Written exercise
Scan the lines below; pull out those with "surface".

[start of Record excerpts]

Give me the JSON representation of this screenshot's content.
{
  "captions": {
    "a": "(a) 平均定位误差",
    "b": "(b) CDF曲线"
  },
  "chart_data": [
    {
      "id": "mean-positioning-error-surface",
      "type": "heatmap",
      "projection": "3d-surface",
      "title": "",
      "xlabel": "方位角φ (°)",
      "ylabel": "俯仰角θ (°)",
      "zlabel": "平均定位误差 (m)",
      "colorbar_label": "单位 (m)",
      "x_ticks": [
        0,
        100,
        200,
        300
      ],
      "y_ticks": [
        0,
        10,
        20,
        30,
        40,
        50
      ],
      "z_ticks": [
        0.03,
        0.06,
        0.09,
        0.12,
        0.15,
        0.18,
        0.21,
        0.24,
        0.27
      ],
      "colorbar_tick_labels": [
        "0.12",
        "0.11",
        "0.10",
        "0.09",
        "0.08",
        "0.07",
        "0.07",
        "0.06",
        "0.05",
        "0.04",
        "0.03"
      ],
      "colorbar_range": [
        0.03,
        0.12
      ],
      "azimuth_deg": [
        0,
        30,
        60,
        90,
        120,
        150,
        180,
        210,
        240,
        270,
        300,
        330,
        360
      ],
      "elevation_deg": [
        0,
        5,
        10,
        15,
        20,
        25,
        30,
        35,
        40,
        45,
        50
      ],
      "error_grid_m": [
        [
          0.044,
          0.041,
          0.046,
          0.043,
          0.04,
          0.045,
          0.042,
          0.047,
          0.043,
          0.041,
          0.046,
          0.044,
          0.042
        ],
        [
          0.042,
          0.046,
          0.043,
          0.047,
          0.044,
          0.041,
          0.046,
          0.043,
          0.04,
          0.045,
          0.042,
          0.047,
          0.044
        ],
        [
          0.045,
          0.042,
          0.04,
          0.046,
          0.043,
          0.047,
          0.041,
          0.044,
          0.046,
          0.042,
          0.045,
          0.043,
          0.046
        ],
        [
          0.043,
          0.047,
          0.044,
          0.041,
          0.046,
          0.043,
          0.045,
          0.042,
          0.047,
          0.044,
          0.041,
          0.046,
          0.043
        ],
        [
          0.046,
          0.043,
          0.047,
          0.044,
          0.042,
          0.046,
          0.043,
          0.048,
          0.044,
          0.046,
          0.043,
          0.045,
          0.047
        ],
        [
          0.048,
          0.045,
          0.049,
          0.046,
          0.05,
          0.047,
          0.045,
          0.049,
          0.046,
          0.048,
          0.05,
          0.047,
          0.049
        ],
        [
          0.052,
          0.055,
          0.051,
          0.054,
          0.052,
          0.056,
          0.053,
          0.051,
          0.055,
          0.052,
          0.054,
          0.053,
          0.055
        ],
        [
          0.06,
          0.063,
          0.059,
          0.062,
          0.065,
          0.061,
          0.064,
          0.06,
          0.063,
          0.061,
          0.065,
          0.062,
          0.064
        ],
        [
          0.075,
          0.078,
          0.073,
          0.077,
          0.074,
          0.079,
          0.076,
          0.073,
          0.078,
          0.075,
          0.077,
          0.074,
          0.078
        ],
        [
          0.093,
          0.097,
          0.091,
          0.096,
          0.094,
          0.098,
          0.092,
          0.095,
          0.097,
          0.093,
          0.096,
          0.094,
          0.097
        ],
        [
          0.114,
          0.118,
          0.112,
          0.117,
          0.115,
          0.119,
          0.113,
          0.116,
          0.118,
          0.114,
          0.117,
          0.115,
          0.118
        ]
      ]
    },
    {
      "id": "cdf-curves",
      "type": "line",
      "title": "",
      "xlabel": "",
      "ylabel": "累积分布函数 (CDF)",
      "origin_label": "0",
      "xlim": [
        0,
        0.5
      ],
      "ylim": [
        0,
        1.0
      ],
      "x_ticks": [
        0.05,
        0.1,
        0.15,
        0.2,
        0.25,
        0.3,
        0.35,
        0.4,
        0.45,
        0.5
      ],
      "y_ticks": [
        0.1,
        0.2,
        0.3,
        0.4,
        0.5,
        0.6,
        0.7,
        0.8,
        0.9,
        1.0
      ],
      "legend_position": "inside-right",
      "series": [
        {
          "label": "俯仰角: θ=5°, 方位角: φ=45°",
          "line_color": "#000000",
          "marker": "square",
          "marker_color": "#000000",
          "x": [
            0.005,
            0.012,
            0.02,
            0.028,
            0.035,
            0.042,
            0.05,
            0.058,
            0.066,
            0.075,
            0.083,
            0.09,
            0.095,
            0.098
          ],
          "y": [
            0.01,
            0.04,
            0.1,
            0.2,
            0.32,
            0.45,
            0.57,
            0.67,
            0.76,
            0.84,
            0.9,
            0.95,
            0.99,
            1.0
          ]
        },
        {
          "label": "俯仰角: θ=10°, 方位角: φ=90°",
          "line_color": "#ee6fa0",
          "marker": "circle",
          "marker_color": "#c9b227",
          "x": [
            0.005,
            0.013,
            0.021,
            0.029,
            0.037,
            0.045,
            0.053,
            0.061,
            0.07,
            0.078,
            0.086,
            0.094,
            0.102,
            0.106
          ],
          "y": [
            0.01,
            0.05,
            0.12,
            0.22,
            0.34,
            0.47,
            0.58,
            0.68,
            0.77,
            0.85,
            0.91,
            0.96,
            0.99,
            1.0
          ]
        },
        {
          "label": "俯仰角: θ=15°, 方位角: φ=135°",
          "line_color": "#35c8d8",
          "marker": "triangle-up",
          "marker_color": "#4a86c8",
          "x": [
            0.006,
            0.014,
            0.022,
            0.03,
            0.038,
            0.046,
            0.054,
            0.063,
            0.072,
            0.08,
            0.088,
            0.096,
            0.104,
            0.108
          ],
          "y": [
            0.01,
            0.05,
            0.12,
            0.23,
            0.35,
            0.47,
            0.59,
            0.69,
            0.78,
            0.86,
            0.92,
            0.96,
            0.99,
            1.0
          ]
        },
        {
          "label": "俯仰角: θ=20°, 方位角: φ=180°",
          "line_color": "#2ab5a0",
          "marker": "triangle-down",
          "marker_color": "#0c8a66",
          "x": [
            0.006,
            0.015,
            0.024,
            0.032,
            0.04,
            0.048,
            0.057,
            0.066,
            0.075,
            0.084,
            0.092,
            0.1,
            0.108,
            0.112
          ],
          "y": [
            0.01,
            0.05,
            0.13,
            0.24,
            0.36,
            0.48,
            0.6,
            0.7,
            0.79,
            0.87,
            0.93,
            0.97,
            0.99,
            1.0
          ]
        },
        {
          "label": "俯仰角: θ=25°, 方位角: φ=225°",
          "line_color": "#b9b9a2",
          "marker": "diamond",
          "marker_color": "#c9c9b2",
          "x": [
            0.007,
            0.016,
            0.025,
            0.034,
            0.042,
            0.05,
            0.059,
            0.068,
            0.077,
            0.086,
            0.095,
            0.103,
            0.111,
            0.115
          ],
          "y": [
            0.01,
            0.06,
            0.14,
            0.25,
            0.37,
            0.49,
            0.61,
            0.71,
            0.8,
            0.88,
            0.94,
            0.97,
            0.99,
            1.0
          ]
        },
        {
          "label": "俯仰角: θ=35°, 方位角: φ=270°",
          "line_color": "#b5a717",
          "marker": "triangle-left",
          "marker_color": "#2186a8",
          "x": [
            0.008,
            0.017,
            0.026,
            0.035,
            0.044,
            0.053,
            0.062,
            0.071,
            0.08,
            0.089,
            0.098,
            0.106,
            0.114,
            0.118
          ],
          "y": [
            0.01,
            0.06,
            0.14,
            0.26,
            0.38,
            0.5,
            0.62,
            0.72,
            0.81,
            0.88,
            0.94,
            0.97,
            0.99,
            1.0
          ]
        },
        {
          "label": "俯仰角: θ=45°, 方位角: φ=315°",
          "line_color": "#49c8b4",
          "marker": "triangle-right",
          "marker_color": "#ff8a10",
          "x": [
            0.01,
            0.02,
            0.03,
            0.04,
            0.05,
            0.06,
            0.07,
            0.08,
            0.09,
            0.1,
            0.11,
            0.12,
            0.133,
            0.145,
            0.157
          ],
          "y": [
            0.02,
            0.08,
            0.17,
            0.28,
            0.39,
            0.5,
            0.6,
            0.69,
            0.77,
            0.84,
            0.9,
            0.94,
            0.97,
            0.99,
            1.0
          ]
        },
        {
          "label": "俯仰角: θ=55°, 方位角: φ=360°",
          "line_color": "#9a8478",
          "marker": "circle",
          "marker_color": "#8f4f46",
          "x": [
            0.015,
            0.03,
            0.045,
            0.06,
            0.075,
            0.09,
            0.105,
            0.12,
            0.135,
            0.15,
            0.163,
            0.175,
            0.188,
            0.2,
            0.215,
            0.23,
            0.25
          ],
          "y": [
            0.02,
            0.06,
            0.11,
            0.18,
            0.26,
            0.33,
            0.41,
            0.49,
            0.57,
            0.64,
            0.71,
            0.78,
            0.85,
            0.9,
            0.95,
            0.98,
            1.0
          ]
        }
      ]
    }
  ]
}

[end of Record excerpts]

Full output
      "id": "mean-positioning-error-surface",
      "projection": "3d-surface",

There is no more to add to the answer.